Set exercise:
Reproduce every record exactly as it appears, but not the pictures.

Material to process:
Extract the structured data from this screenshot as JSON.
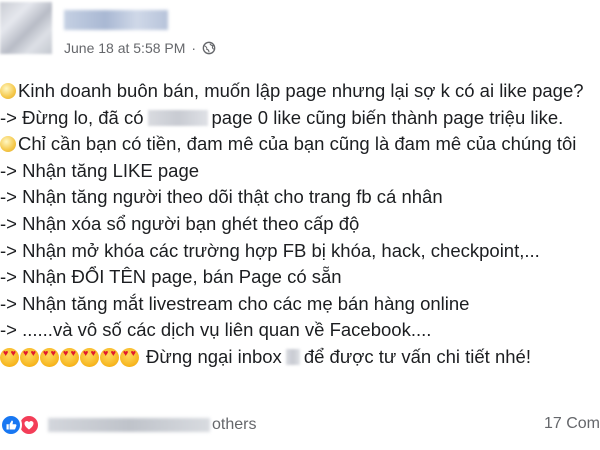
{
  "post": {
    "timestamp": "June 18 at 5:58 PM",
    "separator": "·",
    "privacy_icon": "globe-icon"
  },
  "lines": [
    {
      "prefix_emoji": "smile-emoji",
      "text": "Kinh doanh buôn bán, muốn lập page nhưng lại sợ k có ai like page?"
    },
    {
      "text_a": "-> Đừng lo, đã có",
      "text_b": "page 0 like cũng biến thành page triệu like."
    },
    {
      "prefix_emoji": "smile-emoji",
      "text": "Chỉ cần bạn có tiền, đam mê của bạn cũng là đam mê của chúng tôi"
    },
    {
      "text": "-> Nhận tăng LIKE page"
    },
    {
      "text": "-> Nhận tăng người theo dõi thật cho trang fb cá nhân"
    },
    {
      "text": "-> Nhận xóa sổ người bạn ghét theo cấp độ"
    },
    {
      "text": "-> Nhận mở khóa các trường hợp FB bị khóa, hack, checkpoint,..."
    },
    {
      "text": "-> Nhận ĐỔI TÊN page, bán Page có sẵn"
    },
    {
      "text": "-> Nhận tăng mắt livestream cho các mẹ bán hàng online"
    },
    {
      "text": "-> ......và vô số các dịch vụ liên quan về Facebook...."
    },
    {
      "emoji_count": 7,
      "text_a": "Đừng ngại inbox",
      "text_b": "để được tư vấn chi tiết nhé!"
    }
  ],
  "footer": {
    "reactions": [
      "like-icon",
      "love-icon"
    ],
    "others_text": "others",
    "comments_text": "17 Com",
    "colors": {
      "like": "#1877f2",
      "love": "#f33e58"
    }
  }
}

Full response:
Extract the structured data from this screenshot as JSON.
{
  "post": {
    "timestamp": "June 18 at 5:58 PM",
    "separator": "·",
    "privacy_icon": "globe-icon"
  },
  "lines": [
    {
      "prefix_emoji": "smile-emoji",
      "text": "Kinh doanh buôn bán, muốn lập page nhưng lại sợ k có ai like page?"
    },
    {
      "text_a": "-> Đừng lo, đã có",
      "text_b": "page 0 like cũng biến thành page triệu like."
    },
    {
      "prefix_emoji": "smile-emoji",
      "text": "Chỉ cần bạn có tiền, đam mê của bạn cũng là đam mê của chúng tôi"
    },
    {
      "text": "-> Nhận tăng LIKE page"
    },
    {
      "text": "-> Nhận tăng người theo dõi thật cho trang fb cá nhân"
    },
    {
      "text": "-> Nhận xóa sổ người bạn ghét theo cấp độ"
    },
    {
      "text": "-> Nhận mở khóa các trường hợp FB bị khóa, hack, checkpoint,..."
    },
    {
      "text": "-> Nhận ĐỔI TÊN page, bán Page có sẵn"
    },
    {
      "text": "-> Nhận tăng mắt livestream cho các mẹ bán hàng online"
    },
    {
      "text": "-> ......và vô số các dịch vụ liên quan về Facebook...."
    },
    {
      "emoji_count": 7,
      "text_a": "Đừng ngại inbox",
      "text_b": "để được tư vấn chi tiết nhé!"
    }
  ],
  "footer": {
    "reactions": [
      "like-icon",
      "love-icon"
    ],
    "others_text": "others",
    "comments_text": "17 Com",
    "colors": {
      "like": "#1877f2",
      "love": "#f33e58"
    }
  }
}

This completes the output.